[Data records]
_ _ _ _ _

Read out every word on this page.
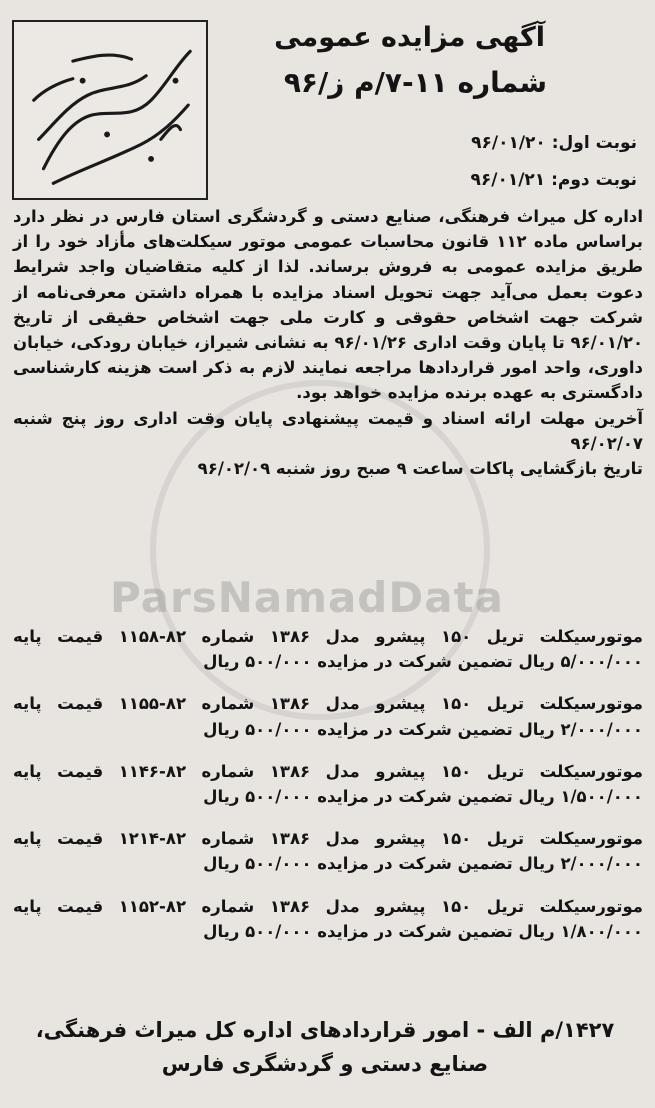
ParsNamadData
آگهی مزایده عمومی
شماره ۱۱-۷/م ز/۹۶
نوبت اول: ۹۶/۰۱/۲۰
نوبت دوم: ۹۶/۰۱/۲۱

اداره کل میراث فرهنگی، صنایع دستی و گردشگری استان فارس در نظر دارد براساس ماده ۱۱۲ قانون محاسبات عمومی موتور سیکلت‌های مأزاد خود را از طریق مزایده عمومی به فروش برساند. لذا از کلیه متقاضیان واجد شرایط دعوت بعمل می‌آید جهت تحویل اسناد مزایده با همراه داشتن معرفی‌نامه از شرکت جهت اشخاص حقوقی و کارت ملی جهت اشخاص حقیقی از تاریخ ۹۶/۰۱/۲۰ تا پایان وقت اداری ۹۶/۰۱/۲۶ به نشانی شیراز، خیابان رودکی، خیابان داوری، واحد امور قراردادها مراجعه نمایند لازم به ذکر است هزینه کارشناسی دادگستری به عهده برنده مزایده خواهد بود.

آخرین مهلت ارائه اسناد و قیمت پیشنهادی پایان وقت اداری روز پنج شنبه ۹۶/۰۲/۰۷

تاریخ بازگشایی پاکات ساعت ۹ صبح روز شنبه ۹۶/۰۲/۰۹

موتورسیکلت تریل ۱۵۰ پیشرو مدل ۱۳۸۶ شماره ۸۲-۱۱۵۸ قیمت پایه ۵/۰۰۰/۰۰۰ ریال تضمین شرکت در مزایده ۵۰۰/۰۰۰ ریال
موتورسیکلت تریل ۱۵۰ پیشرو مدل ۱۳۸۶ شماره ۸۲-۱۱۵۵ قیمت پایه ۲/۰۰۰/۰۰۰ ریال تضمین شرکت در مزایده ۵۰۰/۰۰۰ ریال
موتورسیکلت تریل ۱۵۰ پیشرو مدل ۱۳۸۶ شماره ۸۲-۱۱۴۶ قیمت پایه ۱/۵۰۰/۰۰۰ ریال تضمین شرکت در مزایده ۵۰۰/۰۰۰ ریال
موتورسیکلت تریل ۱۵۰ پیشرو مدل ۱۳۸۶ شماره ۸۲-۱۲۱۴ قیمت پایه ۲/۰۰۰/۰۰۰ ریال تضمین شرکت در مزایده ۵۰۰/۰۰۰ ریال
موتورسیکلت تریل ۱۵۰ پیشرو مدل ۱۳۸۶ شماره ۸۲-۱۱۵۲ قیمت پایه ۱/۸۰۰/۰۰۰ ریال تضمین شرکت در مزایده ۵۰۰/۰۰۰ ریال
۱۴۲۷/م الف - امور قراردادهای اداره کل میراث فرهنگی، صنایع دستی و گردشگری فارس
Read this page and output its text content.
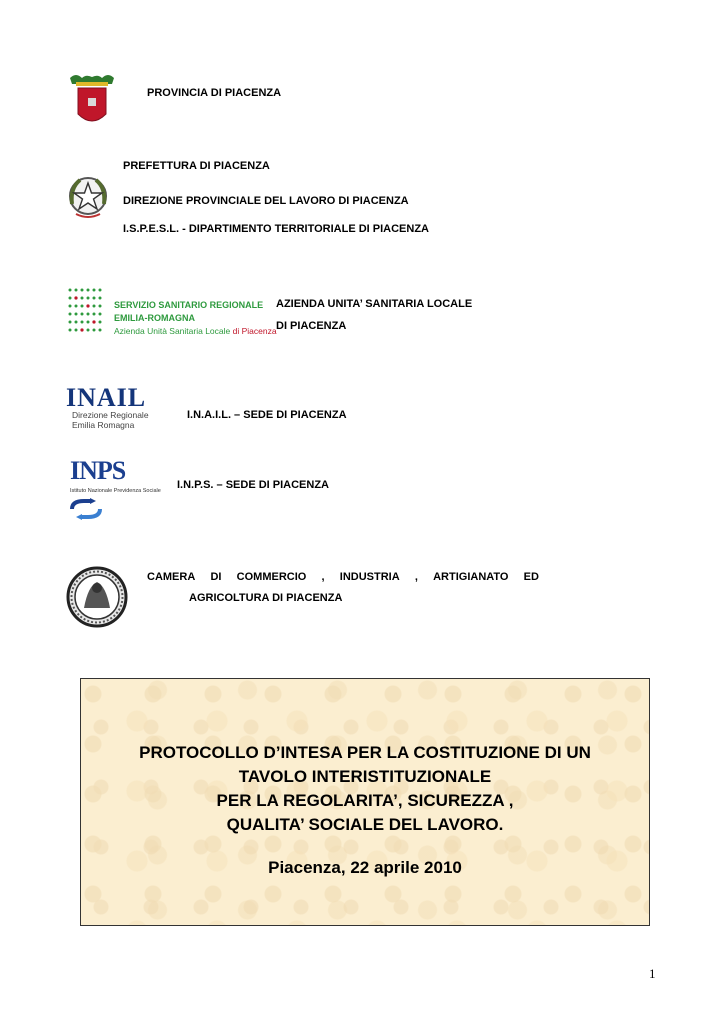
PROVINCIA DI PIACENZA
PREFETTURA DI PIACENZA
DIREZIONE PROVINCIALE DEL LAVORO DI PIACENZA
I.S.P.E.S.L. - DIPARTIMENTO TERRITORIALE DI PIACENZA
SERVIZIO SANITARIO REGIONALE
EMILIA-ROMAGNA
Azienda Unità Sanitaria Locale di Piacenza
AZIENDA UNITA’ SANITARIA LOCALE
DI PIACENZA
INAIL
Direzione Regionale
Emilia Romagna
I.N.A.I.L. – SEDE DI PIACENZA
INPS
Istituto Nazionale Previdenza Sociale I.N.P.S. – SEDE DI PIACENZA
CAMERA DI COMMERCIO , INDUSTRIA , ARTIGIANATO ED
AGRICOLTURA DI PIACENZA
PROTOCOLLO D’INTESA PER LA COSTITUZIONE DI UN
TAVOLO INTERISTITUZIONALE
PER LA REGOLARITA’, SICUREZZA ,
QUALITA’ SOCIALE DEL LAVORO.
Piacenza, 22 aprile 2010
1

_ _ _ _ _

AIM: In the listing, find all lines with the string "LAVORO" and copy them.

FULL SOLUTION:
DIREZIONE PROVINCIALE DEL LAVORO DI PIACENZA
QUALITA’ SOCIALE DEL LAVORO.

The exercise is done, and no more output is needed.